_EXERCISE TASK_
Reproduce the records below in full and exactly, without their images.
--- DATA SUPPLIED ---
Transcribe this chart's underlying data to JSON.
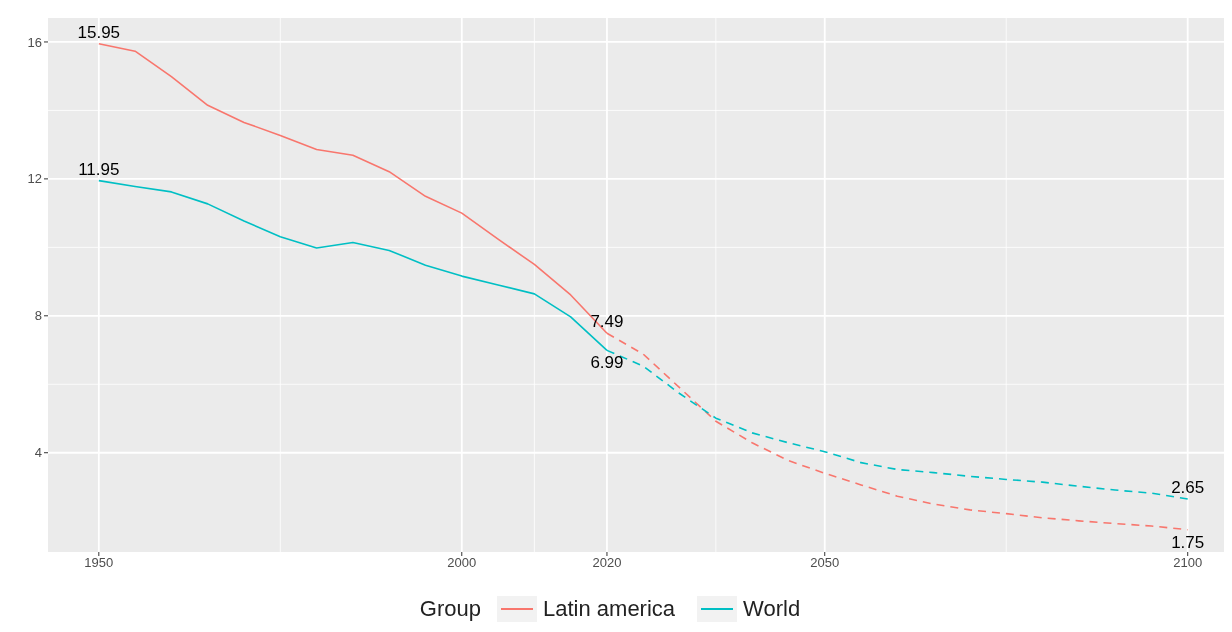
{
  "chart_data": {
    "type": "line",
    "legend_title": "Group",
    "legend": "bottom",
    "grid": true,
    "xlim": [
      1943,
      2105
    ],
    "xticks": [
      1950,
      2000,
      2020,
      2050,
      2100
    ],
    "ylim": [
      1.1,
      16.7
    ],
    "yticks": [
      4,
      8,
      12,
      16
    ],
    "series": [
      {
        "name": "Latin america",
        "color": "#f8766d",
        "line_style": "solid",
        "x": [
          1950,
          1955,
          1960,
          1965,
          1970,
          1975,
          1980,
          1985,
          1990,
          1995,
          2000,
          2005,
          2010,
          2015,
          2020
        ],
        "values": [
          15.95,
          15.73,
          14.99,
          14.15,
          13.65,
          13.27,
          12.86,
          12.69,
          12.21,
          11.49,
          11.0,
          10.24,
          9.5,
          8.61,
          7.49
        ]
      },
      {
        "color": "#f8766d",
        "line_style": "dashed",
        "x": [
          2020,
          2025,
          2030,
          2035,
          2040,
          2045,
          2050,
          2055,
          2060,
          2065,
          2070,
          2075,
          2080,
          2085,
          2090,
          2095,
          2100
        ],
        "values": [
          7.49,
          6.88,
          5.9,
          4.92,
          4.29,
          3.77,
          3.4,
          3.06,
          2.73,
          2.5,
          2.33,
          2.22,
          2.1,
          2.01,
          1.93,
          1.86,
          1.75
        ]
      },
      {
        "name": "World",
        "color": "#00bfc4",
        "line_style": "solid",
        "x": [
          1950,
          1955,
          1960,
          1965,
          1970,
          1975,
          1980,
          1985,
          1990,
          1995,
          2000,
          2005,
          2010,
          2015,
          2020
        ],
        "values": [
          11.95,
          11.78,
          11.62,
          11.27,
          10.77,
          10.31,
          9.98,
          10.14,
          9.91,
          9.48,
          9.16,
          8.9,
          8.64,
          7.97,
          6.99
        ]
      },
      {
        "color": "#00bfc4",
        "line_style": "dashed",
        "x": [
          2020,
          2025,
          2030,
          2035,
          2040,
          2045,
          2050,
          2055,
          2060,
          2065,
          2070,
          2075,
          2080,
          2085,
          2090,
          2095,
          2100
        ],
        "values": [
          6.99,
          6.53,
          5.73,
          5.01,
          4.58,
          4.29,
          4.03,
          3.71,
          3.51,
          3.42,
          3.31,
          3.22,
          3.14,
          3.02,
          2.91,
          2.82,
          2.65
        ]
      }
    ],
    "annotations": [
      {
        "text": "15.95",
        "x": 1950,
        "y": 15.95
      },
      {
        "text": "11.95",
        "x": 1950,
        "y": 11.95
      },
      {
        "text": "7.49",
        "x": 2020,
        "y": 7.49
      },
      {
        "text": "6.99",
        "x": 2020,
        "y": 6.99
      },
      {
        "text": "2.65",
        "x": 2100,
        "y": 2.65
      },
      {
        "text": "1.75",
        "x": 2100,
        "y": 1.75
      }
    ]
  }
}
---
_SOLUTION_
Transcribe this chart's underlying data to JSON.
{
  "chart_data": {
    "type": "line",
    "legend_title": "Group",
    "legend": "bottom",
    "grid": true,
    "xlim": [
      1943,
      2105
    ],
    "xticks": [
      1950,
      2000,
      2020,
      2050,
      2100
    ],
    "ylim": [
      1.1,
      16.7
    ],
    "yticks": [
      4,
      8,
      12,
      16
    ],
    "series": [
      {
        "name": "Latin america",
        "color": "#f8766d",
        "line_style": "solid",
        "x": [
          1950,
          1955,
          1960,
          1965,
          1970,
          1975,
          1980,
          1985,
          1990,
          1995,
          2000,
          2005,
          2010,
          2015,
          2020
        ],
        "values": [
          15.95,
          15.73,
          14.99,
          14.15,
          13.65,
          13.27,
          12.86,
          12.69,
          12.21,
          11.49,
          11.0,
          10.24,
          9.5,
          8.61,
          7.49
        ]
      },
      {
        "color": "#f8766d",
        "line_style": "dashed",
        "x": [
          2020,
          2025,
          2030,
          2035,
          2040,
          2045,
          2050,
          2055,
          2060,
          2065,
          2070,
          2075,
          2080,
          2085,
          2090,
          2095,
          2100
        ],
        "values": [
          7.49,
          6.88,
          5.9,
          4.92,
          4.29,
          3.77,
          3.4,
          3.06,
          2.73,
          2.5,
          2.33,
          2.22,
          2.1,
          2.01,
          1.93,
          1.86,
          1.75
        ]
      },
      {
        "name": "World",
        "color": "#00bfc4",
        "line_style": "solid",
        "x": [
          1950,
          1955,
          1960,
          1965,
          1970,
          1975,
          1980,
          1985,
          1990,
          1995,
          2000,
          2005,
          2010,
          2015,
          2020
        ],
        "values": [
          11.95,
          11.78,
          11.62,
          11.27,
          10.77,
          10.31,
          9.98,
          10.14,
          9.91,
          9.48,
          9.16,
          8.9,
          8.64,
          7.97,
          6.99
        ]
      },
      {
        "color": "#00bfc4",
        "line_style": "dashed",
        "x": [
          2020,
          2025,
          2030,
          2035,
          2040,
          2045,
          2050,
          2055,
          2060,
          2065,
          2070,
          2075,
          2080,
          2085,
          2090,
          2095,
          2100
        ],
        "values": [
          6.99,
          6.53,
          5.73,
          5.01,
          4.58,
          4.29,
          4.03,
          3.71,
          3.51,
          3.42,
          3.31,
          3.22,
          3.14,
          3.02,
          2.91,
          2.82,
          2.65
        ]
      }
    ],
    "annotations": [
      {
        "text": "15.95",
        "x": 1950,
        "y": 15.95
      },
      {
        "text": "11.95",
        "x": 1950,
        "y": 11.95
      },
      {
        "text": "7.49",
        "x": 2020,
        "y": 7.49
      },
      {
        "text": "6.99",
        "x": 2020,
        "y": 6.99
      },
      {
        "text": "2.65",
        "x": 2100,
        "y": 2.65
      },
      {
        "text": "1.75",
        "x": 2100,
        "y": 1.75
      }
    ]
  }
}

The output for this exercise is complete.